**INPUT MATERIAL:**
%%

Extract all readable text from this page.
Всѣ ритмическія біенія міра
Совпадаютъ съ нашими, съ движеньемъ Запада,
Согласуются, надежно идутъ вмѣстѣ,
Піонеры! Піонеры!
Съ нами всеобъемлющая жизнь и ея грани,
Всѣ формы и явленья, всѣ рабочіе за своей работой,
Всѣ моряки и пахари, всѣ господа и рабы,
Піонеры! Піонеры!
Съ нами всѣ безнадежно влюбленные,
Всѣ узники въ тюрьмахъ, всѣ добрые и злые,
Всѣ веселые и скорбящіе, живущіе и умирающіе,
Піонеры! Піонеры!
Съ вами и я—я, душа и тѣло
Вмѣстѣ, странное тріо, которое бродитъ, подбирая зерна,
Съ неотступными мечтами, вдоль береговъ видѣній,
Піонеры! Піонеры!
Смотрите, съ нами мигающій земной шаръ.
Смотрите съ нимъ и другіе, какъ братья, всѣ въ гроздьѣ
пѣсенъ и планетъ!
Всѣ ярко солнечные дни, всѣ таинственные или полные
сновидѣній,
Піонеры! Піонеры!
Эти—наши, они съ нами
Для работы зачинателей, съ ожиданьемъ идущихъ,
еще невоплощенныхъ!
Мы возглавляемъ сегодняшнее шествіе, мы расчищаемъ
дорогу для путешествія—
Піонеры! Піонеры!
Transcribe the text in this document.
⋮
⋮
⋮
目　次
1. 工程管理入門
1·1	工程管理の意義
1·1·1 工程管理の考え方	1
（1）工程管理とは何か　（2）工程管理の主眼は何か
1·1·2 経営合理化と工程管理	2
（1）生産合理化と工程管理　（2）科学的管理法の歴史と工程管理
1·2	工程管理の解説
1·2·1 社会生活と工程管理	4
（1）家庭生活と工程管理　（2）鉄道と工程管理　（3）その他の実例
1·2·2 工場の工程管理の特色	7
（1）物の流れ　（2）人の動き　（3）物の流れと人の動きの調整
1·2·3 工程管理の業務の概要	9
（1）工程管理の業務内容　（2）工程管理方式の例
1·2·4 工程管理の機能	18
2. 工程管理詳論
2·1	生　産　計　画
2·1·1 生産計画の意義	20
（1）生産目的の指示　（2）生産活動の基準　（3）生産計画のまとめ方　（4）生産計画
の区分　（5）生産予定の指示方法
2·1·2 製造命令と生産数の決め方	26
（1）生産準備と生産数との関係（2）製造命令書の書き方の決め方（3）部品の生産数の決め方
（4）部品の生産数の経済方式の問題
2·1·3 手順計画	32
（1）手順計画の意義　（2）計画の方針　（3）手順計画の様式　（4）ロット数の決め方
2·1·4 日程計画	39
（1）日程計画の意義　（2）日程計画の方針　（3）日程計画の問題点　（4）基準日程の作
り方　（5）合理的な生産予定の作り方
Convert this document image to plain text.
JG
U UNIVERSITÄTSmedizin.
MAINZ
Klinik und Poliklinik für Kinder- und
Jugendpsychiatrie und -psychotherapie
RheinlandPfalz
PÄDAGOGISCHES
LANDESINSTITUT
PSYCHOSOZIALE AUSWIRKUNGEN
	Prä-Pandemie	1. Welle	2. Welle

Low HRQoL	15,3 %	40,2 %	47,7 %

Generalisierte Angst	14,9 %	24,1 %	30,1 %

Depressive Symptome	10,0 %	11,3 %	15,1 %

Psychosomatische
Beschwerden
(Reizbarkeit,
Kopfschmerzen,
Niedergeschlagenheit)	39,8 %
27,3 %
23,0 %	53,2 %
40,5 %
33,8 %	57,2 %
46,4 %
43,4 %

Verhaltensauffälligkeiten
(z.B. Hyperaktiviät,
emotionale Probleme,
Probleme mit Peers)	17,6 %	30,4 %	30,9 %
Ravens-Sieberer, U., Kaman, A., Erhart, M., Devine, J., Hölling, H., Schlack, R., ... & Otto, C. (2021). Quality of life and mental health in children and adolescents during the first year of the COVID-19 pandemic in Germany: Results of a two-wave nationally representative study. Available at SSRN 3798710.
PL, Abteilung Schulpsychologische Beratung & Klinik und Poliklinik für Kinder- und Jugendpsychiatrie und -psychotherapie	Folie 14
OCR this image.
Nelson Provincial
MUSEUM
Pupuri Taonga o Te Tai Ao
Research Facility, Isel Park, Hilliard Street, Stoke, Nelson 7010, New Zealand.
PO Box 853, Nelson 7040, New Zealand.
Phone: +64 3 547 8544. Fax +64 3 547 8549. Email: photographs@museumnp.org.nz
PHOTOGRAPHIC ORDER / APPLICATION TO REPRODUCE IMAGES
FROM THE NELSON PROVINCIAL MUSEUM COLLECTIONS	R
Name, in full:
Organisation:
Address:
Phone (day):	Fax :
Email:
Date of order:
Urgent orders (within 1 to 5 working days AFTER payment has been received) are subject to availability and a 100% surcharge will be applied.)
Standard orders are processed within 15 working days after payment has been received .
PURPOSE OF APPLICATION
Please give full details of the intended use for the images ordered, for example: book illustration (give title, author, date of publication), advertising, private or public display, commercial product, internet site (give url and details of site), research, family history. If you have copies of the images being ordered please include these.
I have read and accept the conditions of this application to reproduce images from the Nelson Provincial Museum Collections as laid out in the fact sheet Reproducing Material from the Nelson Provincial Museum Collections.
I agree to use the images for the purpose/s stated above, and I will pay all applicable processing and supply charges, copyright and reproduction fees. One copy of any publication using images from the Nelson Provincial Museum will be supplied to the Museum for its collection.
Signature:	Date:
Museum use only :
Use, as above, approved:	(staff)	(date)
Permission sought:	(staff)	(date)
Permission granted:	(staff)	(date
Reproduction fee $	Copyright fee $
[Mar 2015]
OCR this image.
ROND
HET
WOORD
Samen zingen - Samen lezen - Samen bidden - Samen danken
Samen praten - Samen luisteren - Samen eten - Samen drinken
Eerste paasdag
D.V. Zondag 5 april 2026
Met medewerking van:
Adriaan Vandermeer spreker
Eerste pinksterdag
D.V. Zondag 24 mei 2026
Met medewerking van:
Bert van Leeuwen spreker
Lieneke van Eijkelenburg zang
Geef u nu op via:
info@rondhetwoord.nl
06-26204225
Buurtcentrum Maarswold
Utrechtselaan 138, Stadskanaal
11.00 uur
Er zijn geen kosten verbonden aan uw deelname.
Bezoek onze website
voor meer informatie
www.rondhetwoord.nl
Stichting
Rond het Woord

%%

**TASK BRIEF:**
Select the lines in this material that hold the word "been", leaving none out.

**FINAL ANSWER:**
Urgent orders (within 1 to 5 working days AFTER payment has been received) are subject to availability and a 100% surcharge will be applied.)
Standard orders are processed within 15 working days after payment has been received .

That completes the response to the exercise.